**Problem:** Quote every entry word for word.

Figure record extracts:
======
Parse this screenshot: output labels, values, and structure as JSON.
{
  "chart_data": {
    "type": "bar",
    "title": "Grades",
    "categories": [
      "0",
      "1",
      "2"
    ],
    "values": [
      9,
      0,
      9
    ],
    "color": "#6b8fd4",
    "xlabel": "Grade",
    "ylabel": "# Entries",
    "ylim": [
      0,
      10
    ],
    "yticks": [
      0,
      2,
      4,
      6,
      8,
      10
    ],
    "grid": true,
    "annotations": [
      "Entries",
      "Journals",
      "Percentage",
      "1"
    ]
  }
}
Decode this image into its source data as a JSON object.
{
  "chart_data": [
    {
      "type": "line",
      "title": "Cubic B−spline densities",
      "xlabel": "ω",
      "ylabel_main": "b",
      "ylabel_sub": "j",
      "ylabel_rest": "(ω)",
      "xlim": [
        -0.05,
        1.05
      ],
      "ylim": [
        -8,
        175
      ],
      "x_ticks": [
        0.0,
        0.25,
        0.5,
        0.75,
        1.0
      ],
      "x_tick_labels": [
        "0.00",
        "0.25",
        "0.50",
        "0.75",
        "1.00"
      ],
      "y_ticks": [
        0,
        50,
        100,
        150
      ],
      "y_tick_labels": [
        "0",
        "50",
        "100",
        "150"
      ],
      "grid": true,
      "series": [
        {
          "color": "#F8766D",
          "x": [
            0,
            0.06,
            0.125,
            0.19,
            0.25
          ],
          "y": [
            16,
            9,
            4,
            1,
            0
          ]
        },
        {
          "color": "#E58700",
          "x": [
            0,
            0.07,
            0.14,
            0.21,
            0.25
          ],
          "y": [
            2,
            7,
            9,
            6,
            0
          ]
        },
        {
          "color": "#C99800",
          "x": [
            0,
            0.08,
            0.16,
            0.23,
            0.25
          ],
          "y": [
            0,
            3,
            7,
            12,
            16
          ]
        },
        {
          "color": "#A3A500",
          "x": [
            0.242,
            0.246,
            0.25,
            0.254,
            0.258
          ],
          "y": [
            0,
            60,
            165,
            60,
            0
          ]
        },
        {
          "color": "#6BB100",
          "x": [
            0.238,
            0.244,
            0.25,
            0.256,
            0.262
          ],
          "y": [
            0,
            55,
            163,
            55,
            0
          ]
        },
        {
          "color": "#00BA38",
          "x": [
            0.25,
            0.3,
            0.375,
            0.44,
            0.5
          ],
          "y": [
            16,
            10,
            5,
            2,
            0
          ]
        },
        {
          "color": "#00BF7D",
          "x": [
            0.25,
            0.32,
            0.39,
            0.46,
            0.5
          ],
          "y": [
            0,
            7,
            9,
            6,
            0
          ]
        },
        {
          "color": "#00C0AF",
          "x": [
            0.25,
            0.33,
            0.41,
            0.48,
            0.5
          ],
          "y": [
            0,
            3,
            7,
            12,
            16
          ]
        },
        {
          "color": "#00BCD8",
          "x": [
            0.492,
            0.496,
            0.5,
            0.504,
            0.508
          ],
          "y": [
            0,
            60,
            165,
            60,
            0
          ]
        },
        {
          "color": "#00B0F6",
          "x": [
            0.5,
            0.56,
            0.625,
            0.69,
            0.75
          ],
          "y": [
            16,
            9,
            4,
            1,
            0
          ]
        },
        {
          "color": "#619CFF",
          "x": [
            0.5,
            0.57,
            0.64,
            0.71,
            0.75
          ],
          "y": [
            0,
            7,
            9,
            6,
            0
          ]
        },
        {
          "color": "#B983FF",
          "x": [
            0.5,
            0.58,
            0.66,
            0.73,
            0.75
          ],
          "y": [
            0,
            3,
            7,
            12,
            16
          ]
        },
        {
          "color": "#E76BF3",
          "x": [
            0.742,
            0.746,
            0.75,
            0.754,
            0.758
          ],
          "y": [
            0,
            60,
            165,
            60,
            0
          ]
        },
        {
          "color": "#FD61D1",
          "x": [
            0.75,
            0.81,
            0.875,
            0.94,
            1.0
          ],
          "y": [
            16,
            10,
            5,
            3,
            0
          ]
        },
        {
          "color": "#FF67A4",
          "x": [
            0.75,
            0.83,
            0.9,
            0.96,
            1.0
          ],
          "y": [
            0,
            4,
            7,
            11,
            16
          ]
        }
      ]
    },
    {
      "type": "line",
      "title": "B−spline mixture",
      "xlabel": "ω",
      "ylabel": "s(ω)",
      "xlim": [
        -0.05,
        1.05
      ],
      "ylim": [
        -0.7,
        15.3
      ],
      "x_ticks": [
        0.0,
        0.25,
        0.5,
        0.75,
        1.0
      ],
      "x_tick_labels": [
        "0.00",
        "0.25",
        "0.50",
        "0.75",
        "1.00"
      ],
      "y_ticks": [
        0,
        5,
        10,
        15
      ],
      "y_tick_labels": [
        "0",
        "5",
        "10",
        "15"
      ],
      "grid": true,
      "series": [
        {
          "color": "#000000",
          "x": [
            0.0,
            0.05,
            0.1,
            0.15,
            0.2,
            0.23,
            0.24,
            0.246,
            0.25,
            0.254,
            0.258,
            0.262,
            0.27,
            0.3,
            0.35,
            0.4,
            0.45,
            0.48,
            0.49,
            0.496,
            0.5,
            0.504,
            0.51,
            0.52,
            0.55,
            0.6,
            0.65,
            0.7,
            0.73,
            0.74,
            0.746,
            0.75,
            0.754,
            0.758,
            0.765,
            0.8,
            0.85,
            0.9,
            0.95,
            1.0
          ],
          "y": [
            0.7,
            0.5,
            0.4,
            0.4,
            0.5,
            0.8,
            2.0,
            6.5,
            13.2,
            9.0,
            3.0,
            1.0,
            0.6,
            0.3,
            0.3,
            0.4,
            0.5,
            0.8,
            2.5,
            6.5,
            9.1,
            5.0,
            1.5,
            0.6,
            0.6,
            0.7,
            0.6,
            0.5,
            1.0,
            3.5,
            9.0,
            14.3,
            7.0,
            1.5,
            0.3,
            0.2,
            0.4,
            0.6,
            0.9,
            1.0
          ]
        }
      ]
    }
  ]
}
======
**Solution:**
Parse this screenshot: output labels, values, and structure as JSON.
{
  "chart_data": {
    "type": "bar",
    "title": "Grades",
    "categories": [
      "0",
      "1",
      "2"
    ],
    "values": [
      9,
      0,
      9
    ],
    "color": "#6b8fd4",
    "xlabel": "Grade",
    "ylabel": "# Entries",
    "ylim": [
      0,
      10
    ],
    "yticks": [
      0,
      2,
      4,
      6,
      8,
      10
    ],
    "grid": true,
    "annotations": [
      "Entries",
      "Journals",
      "Percentage",
      "1"
    ]
  }
}
Decode this image into its source data as a JSON object.
{
  "chart_data": [
    {
      "type": "line",
      "title": "Cubic B−spline densities",
      "xlabel": "ω",
      "ylabel_main": "b",
      "ylabel_sub": "j",
      "ylabel_rest": "(ω)",
      "xlim": [
        -0.05,
        1.05
      ],
      "ylim": [
        -8,
        175
      ],
      "x_ticks": [
        0.0,
        0.25,
        0.5,
        0.75,
        1.0
      ],
      "x_tick_labels": [
        "0.00",
        "0.25",
        "0.50",
        "0.75",
        "1.00"
      ],
      "y_ticks": [
        0,
        50,
        100,
        150
      ],
      "y_tick_labels": [
        "0",
        "50",
        "100",
        "150"
      ],
      "grid": true,
      "series": [
        {
          "color": "#F8766D",
          "x": [
            0,
            0.06,
            0.125,
            0.19,
            0.25
          ],
          "y": [
            16,
            9,
            4,
            1,
            0
          ]
        },
        {
          "color": "#E58700",
          "x": [
            0,
            0.07,
            0.14,
            0.21,
            0.25
          ],
          "y": [
            2,
            7,
            9,
            6,
            0
          ]
        },
        {
          "color": "#C99800",
          "x": [
            0,
            0.08,
            0.16,
            0.23,
            0.25
          ],
          "y": [
            0,
            3,
            7,
            12,
            16
          ]
        },
        {
          "color": "#A3A500",
          "x": [
            0.242,
            0.246,
            0.25,
            0.254,
            0.258
          ],
          "y": [
            0,
            60,
            165,
            60,
            0
          ]
        },
        {
          "color": "#6BB100",
          "x": [
            0.238,
            0.244,
            0.25,
            0.256,
            0.262
          ],
          "y": [
            0,
            55,
            163,
            55,
            0
          ]
        },
        {
          "color": "#00BA38",
          "x": [
            0.25,
            0.3,
            0.375,
            0.44,
            0.5
          ],
          "y": [
            16,
            10,
            5,
            2,
            0
          ]
        },
        {
          "color": "#00BF7D",
          "x": [
            0.25,
            0.32,
            0.39,
            0.46,
            0.5
          ],
          "y": [
            0,
            7,
            9,
            6,
            0
          ]
        },
        {
          "color": "#00C0AF",
          "x": [
            0.25,
            0.33,
            0.41,
            0.48,
            0.5
          ],
          "y": [
            0,
            3,
            7,
            12,
            16
          ]
        },
        {
          "color": "#00BCD8",
          "x": [
            0.492,
            0.496,
            0.5,
            0.504,
            0.508
          ],
          "y": [
            0,
            60,
            165,
            60,
            0
          ]
        },
        {
          "color": "#00B0F6",
          "x": [
            0.5,
            0.56,
            0.625,
            0.69,
            0.75
          ],
          "y": [
            16,
            9,
            4,
            1,
            0
          ]
        },
        {
          "color": "#619CFF",
          "x": [
            0.5,
            0.57,
            0.64,
            0.71,
            0.75
          ],
          "y": [
            0,
            7,
            9,
            6,
            0
          ]
        },
        {
          "color": "#B983FF",
          "x": [
            0.5,
            0.58,
            0.66,
            0.73,
            0.75
          ],
          "y": [
            0,
            3,
            7,
            12,
            16
          ]
        },
        {
          "color": "#E76BF3",
          "x": [
            0.742,
            0.746,
            0.75,
            0.754,
            0.758
          ],
          "y": [
            0,
            60,
            165,
            60,
            0
          ]
        },
        {
          "color": "#FD61D1",
          "x": [
            0.75,
            0.81,
            0.875,
            0.94,
            1.0
          ],
          "y": [
            16,
            10,
            5,
            3,
            0
          ]
        },
        {
          "color": "#FF67A4",
          "x": [
            0.75,
            0.83,
            0.9,
            0.96,
            1.0
          ],
          "y": [
            0,
            4,
            7,
            11,
            16
          ]
        }
      ]
    },
    {
      "type": "line",
      "title": "B−spline mixture",
      "xlabel": "ω",
      "ylabel": "s(ω)",
      "xlim": [
        -0.05,
        1.05
      ],
      "ylim": [
        -0.7,
        15.3
      ],
      "x_ticks": [
        0.0,
        0.25,
        0.5,
        0.75,
        1.0
      ],
      "x_tick_labels": [
        "0.00",
        "0.25",
        "0.50",
        "0.75",
        "1.00"
      ],
      "y_ticks": [
        0,
        5,
        10,
        15
      ],
      "y_tick_labels": [
        "0",
        "5",
        "10",
        "15"
      ],
      "grid": true,
      "series": [
        {
          "color": "#000000",
          "x": [
            0.0,
            0.05,
            0.1,
            0.15,
            0.2,
            0.23,
            0.24,
            0.246,
            0.25,
            0.254,
            0.258,
            0.262,
            0.27,
            0.3,
            0.35,
            0.4,
            0.45,
            0.48,
            0.49,
            0.496,
            0.5,
            0.504,
            0.51,
            0.52,
            0.55,
            0.6,
            0.65,
            0.7,
            0.73,
            0.74,
            0.746,
            0.75,
            0.754,
            0.758,
            0.765,
            0.8,
            0.85,
            0.9,
            0.95,
            1.0
          ],
          "y": [
            0.7,
            0.5,
            0.4,
            0.4,
            0.5,
            0.8,
            2.0,
            6.5,
            13.2,
            9.0,
            3.0,
            1.0,
            0.6,
            0.3,
            0.3,
            0.4,
            0.5,
            0.8,
            2.5,
            6.5,
            9.1,
            5.0,
            1.5,
            0.6,
            0.6,
            0.7,
            0.6,
            0.5,
            1.0,
            3.5,
            9.0,
            14.3,
            7.0,
            1.5,
            0.3,
            0.2,
            0.4,
            0.6,
            0.9,
            1.0
          ]
        }
      ]
    }
  ]
}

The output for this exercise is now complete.